Do this: Report back each line of the records that contains the string "Comparison".

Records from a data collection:
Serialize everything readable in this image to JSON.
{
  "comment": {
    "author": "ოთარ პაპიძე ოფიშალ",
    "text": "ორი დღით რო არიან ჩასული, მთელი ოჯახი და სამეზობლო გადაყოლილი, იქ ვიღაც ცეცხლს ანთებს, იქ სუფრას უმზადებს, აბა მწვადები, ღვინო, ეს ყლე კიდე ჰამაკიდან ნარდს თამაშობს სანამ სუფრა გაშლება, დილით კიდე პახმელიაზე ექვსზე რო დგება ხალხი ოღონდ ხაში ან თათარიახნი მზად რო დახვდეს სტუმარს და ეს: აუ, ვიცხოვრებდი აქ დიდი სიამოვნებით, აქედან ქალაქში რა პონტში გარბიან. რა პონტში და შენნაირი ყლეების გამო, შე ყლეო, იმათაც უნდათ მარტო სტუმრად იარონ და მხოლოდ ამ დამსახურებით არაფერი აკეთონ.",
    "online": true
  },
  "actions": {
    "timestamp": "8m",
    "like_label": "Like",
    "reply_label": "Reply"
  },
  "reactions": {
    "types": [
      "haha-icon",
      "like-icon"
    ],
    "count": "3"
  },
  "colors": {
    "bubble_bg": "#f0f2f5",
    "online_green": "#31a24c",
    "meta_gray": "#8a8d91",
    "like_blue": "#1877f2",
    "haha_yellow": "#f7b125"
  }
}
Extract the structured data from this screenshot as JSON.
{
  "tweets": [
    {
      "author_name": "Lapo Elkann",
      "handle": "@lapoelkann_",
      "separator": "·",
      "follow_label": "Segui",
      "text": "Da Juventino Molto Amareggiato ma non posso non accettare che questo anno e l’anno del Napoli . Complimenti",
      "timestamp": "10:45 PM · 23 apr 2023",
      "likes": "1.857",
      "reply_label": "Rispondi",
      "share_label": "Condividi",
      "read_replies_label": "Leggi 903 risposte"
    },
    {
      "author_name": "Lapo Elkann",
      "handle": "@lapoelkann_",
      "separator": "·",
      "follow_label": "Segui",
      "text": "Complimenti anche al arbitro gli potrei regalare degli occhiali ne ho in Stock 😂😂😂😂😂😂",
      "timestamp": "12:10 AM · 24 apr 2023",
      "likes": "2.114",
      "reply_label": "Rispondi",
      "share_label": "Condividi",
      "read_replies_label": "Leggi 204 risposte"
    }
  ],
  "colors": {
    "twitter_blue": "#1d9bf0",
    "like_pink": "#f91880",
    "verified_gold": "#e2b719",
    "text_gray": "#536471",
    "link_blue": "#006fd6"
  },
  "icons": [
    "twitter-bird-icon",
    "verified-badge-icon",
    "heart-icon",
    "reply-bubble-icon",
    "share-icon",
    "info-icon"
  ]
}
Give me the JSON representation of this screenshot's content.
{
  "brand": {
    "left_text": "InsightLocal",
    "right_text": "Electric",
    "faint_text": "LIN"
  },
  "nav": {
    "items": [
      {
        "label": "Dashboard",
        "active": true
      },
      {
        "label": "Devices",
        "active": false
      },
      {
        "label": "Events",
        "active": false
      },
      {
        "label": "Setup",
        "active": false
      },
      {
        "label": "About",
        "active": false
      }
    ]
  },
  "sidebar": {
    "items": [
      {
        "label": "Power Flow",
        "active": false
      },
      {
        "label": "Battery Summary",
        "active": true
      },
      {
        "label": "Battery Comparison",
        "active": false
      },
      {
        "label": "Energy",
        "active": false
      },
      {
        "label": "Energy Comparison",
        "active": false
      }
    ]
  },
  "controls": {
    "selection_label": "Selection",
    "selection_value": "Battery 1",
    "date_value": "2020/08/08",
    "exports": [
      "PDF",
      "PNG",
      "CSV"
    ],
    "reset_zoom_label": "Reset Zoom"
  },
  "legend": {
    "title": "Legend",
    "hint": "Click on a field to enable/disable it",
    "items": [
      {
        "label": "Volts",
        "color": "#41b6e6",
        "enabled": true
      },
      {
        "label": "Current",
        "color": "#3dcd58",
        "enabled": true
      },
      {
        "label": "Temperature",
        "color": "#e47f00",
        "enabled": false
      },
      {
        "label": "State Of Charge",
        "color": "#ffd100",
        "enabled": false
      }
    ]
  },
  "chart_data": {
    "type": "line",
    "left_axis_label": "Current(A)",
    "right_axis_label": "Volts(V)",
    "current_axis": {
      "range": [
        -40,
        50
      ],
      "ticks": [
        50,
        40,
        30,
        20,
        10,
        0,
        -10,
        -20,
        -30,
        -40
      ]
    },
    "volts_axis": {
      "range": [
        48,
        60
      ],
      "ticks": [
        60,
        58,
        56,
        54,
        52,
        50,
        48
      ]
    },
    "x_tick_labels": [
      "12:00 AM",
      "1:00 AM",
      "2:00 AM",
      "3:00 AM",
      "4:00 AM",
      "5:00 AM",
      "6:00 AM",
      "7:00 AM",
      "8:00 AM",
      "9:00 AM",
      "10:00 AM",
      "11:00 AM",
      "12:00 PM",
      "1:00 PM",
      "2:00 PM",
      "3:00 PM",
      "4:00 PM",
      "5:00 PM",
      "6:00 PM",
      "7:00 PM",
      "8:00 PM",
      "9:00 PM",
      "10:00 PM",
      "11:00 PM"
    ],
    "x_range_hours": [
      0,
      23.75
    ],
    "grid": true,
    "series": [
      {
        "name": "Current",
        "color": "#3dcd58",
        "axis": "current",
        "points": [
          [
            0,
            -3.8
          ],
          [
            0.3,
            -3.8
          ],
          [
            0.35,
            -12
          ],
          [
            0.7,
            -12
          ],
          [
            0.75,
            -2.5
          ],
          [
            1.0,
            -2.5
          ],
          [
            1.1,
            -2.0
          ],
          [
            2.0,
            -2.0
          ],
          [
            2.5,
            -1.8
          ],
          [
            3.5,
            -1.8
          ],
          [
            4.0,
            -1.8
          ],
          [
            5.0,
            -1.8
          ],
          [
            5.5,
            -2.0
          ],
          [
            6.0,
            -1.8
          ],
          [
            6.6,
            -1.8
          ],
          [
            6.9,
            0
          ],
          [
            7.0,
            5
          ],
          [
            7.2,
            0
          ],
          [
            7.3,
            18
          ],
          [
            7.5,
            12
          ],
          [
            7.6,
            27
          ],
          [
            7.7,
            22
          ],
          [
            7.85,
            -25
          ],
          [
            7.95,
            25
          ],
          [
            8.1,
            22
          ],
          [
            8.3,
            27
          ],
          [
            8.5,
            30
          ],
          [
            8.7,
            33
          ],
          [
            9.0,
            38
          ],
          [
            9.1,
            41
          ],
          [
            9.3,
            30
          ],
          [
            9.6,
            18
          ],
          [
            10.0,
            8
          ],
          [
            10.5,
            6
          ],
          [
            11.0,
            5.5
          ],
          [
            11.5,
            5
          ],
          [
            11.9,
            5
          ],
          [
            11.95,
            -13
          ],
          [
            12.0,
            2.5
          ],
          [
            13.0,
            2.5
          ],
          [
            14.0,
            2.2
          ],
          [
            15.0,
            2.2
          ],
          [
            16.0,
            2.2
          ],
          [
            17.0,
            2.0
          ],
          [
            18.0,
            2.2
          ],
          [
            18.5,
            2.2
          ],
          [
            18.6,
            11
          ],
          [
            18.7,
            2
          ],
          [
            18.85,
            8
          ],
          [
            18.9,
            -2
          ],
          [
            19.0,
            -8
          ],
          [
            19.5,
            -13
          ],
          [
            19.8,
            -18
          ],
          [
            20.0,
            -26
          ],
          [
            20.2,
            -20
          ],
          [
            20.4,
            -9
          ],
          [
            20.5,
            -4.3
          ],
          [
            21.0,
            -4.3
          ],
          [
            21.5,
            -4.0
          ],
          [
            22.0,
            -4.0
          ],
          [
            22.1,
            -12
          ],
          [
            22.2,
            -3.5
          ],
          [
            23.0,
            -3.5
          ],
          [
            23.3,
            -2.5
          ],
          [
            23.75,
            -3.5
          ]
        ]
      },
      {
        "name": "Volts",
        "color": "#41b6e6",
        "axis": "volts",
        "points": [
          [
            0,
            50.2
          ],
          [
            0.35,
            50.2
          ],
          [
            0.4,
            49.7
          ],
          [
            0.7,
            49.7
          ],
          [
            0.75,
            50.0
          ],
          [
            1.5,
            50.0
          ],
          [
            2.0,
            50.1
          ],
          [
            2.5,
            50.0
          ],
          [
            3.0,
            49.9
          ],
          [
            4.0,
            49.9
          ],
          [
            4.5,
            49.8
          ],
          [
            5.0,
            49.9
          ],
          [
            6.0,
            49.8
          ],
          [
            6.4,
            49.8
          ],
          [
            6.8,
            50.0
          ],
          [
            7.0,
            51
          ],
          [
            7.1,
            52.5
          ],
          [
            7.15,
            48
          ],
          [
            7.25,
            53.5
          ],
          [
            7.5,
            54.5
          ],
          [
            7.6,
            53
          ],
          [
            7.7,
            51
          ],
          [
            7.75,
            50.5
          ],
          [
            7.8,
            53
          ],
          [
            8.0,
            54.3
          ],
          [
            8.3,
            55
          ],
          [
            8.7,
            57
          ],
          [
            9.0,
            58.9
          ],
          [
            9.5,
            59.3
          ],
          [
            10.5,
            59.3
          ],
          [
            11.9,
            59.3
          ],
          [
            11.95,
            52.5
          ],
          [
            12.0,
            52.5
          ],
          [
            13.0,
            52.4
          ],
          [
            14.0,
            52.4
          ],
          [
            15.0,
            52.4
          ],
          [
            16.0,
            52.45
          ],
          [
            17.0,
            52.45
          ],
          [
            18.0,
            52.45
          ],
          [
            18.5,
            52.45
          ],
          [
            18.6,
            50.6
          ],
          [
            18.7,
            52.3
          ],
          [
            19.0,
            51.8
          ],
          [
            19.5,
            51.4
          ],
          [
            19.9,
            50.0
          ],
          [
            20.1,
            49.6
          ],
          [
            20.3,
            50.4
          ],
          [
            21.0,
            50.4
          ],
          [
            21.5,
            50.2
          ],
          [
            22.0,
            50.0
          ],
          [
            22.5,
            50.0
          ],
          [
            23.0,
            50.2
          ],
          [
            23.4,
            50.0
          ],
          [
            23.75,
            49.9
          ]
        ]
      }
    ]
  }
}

Solution for this problem:
        "label": "Battery Comparison",
        "label": "Energy Comparison",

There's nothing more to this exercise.